_TASK GOAL_
Reproduce the records below exactly as given.

_SOURCE RECORDS_

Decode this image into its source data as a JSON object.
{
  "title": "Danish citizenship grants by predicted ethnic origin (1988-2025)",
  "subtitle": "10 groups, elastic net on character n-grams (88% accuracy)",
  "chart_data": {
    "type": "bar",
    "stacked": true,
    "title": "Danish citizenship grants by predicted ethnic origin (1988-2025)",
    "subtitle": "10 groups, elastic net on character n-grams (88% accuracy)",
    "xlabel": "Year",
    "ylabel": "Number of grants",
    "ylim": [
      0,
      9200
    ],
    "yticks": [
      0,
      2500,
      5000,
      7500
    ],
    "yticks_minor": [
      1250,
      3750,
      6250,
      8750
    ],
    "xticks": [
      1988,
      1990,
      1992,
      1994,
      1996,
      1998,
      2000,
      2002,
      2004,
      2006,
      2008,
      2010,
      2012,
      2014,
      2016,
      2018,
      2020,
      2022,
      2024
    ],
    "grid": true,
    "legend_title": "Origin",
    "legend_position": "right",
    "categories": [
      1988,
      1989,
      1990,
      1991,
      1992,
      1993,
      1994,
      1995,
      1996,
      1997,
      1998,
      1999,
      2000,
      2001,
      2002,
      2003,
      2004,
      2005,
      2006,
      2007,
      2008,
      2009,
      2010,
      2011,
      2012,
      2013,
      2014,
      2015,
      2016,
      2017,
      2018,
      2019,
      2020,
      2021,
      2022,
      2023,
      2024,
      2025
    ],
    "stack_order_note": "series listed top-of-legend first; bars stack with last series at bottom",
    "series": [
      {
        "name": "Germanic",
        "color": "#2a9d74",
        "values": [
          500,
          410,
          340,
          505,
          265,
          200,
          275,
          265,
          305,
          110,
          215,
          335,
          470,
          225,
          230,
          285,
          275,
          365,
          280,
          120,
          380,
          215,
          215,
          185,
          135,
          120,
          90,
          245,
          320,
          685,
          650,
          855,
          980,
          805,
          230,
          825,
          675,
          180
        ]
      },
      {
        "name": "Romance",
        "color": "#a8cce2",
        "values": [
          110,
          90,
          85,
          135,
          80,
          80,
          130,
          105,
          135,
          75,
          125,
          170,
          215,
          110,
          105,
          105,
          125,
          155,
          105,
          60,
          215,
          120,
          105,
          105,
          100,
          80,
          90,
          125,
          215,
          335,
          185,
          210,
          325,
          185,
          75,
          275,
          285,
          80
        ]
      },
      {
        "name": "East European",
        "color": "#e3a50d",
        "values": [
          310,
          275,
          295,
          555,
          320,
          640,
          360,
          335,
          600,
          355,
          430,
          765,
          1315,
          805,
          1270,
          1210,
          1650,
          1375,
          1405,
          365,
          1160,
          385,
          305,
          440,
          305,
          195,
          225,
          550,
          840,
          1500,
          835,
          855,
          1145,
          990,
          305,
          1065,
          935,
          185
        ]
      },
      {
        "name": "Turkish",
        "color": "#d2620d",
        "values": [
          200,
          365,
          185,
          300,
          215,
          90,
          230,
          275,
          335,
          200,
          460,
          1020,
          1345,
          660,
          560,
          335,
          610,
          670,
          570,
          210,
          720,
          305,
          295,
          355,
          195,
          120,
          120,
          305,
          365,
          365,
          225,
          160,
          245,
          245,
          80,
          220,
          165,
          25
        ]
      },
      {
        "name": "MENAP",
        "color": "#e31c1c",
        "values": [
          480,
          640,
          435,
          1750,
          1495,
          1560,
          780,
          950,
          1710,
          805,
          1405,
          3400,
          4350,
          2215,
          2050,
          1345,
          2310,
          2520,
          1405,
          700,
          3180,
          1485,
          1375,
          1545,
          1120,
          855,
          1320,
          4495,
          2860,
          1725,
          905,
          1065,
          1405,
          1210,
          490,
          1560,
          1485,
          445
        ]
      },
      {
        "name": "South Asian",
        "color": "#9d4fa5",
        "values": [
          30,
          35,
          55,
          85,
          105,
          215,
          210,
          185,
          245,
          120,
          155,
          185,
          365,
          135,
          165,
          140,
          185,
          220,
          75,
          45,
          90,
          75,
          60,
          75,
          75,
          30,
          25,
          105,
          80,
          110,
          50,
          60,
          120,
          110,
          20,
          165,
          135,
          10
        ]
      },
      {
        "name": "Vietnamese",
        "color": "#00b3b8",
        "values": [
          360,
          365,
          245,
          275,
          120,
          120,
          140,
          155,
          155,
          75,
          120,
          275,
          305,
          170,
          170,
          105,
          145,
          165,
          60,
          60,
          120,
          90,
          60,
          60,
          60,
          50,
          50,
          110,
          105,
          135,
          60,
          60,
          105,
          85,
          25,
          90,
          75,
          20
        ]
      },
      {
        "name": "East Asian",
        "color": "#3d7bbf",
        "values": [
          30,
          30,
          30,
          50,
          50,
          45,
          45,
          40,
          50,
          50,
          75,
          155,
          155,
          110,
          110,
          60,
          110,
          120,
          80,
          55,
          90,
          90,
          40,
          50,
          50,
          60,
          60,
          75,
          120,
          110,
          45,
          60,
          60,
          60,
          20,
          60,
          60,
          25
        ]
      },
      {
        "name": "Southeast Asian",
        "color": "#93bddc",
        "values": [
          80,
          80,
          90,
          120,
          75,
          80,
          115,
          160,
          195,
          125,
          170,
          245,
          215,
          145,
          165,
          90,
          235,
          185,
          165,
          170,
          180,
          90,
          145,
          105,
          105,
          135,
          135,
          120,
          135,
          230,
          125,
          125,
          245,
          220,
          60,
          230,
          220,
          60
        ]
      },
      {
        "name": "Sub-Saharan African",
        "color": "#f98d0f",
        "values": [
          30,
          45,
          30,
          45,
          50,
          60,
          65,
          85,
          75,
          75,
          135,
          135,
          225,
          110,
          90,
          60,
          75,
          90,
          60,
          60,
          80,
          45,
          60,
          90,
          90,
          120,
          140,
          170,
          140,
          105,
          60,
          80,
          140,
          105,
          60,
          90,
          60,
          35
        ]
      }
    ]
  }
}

_SOLUTION TO THE EXERCISE_
Decode this image into its source data as a JSON object.
{
  "title": "Danish citizenship grants by predicted ethnic origin (1988-2025)",
  "subtitle": "10 groups, elastic net on character n-grams (88% accuracy)",
  "chart_data": {
    "type": "bar",
    "stacked": true,
    "title": "Danish citizenship grants by predicted ethnic origin (1988-2025)",
    "subtitle": "10 groups, elastic net on character n-grams (88% accuracy)",
    "xlabel": "Year",
    "ylabel": "Number of grants",
    "ylim": [
      0,
      9200
    ],
    "yticks": [
      0,
      2500,
      5000,
      7500
    ],
    "yticks_minor": [
      1250,
      3750,
      6250,
      8750
    ],
    "xticks": [
      1988,
      1990,
      1992,
      1994,
      1996,
      1998,
      2000,
      2002,
      2004,
      2006,
      2008,
      2010,
      2012,
      2014,
      2016,
      2018,
      2020,
      2022,
      2024
    ],
    "grid": true,
    "legend_title": "Origin",
    "legend_position": "right",
    "categories": [
      1988,
      1989,
      1990,
      1991,
      1992,
      1993,
      1994,
      1995,
      1996,
      1997,
      1998,
      1999,
      2000,
      2001,
      2002,
      2003,
      2004,
      2005,
      2006,
      2007,
      2008,
      2009,
      2010,
      2011,
      2012,
      2013,
      2014,
      2015,
      2016,
      2017,
      2018,
      2019,
      2020,
      2021,
      2022,
      2023,
      2024,
      2025
    ],
    "stack_order_note": "series listed top-of-legend first; bars stack with last series at bottom",
    "series": [
      {
        "name": "Germanic",
        "color": "#2a9d74",
        "values": [
          500,
          410,
          340,
          505,
          265,
          200,
          275,
          265,
          305,
          110,
          215,
          335,
          470,
          225,
          230,
          285,
          275,
          365,
          280,
          120,
          380,
          215,
          215,
          185,
          135,
          120,
          90,
          245,
          320,
          685,
          650,
          855,
          980,
          805,
          230,
          825,
          675,
          180
        ]
      },
      {
        "name": "Romance",
        "color": "#a8cce2",
        "values": [
          110,
          90,
          85,
          135,
          80,
          80,
          130,
          105,
          135,
          75,
          125,
          170,
          215,
          110,
          105,
          105,
          125,
          155,
          105,
          60,
          215,
          120,
          105,
          105,
          100,
          80,
          90,
          125,
          215,
          335,
          185,
          210,
          325,
          185,
          75,
          275,
          285,
          80
        ]
      },
      {
        "name": "East European",
        "color": "#e3a50d",
        "values": [
          310,
          275,
          295,
          555,
          320,
          640,
          360,
          335,
          600,
          355,
          430,
          765,
          1315,
          805,
          1270,
          1210,
          1650,
          1375,
          1405,
          365,
          1160,
          385,
          305,
          440,
          305,
          195,
          225,
          550,
          840,
          1500,
          835,
          855,
          1145,
          990,
          305,
          1065,
          935,
          185
        ]
      },
      {
        "name": "Turkish",
        "color": "#d2620d",
        "values": [
          200,
          365,
          185,
          300,
          215,
          90,
          230,
          275,
          335,
          200,
          460,
          1020,
          1345,
          660,
          560,
          335,
          610,
          670,
          570,
          210,
          720,
          305,
          295,
          355,
          195,
          120,
          120,
          305,
          365,
          365,
          225,
          160,
          245,
          245,
          80,
          220,
          165,
          25
        ]
      },
      {
        "name": "MENAP",
        "color": "#e31c1c",
        "values": [
          480,
          640,
          435,
          1750,
          1495,
          1560,
          780,
          950,
          1710,
          805,
          1405,
          3400,
          4350,
          2215,
          2050,
          1345,
          2310,
          2520,
          1405,
          700,
          3180,
          1485,
          1375,
          1545,
          1120,
          855,
          1320,
          4495,
          2860,
          1725,
          905,
          1065,
          1405,
          1210,
          490,
          1560,
          1485,
          445
        ]
      },
      {
        "name": "South Asian",
        "color": "#9d4fa5",
        "values": [
          30,
          35,
          55,
          85,
          105,
          215,
          210,
          185,
          245,
          120,
          155,
          185,
          365,
          135,
          165,
          140,
          185,
          220,
          75,
          45,
          90,
          75,
          60,
          75,
          75,
          30,
          25,
          105,
          80,
          110,
          50,
          60,
          120,
          110,
          20,
          165,
          135,
          10
        ]
      },
      {
        "name": "Vietnamese",
        "color": "#00b3b8",
        "values": [
          360,
          365,
          245,
          275,
          120,
          120,
          140,
          155,
          155,
          75,
          120,
          275,
          305,
          170,
          170,
          105,
          145,
          165,
          60,
          60,
          120,
          90,
          60,
          60,
          60,
          50,
          50,
          110,
          105,
          135,
          60,
          60,
          105,
          85,
          25,
          90,
          75,
          20
        ]
      },
      {
        "name": "East Asian",
        "color": "#3d7bbf",
        "values": [
          30,
          30,
          30,
          50,
          50,
          45,
          45,
          40,
          50,
          50,
          75,
          155,
          155,
          110,
          110,
          60,
          110,
          120,
          80,
          55,
          90,
          90,
          40,
          50,
          50,
          60,
          60,
          75,
          120,
          110,
          45,
          60,
          60,
          60,
          20,
          60,
          60,
          25
        ]
      },
      {
        "name": "Southeast Asian",
        "color": "#93bddc",
        "values": [
          80,
          80,
          90,
          120,
          75,
          80,
          115,
          160,
          195,
          125,
          170,
          245,
          215,
          145,
          165,
          90,
          235,
          185,
          165,
          170,
          180,
          90,
          145,
          105,
          105,
          135,
          135,
          120,
          135,
          230,
          125,
          125,
          245,
          220,
          60,
          230,
          220,
          60
        ]
      },
      {
        "name": "Sub-Saharan African",
        "color": "#f98d0f",
        "values": [
          30,
          45,
          30,
          45,
          50,
          60,
          65,
          85,
          75,
          75,
          135,
          135,
          225,
          110,
          90,
          60,
          75,
          90,
          60,
          60,
          80,
          45,
          60,
          90,
          90,
          120,
          140,
          170,
          140,
          105,
          60,
          80,
          140,
          105,
          60,
          90,
          60,
          35
        ]
      }
    ]
  }
}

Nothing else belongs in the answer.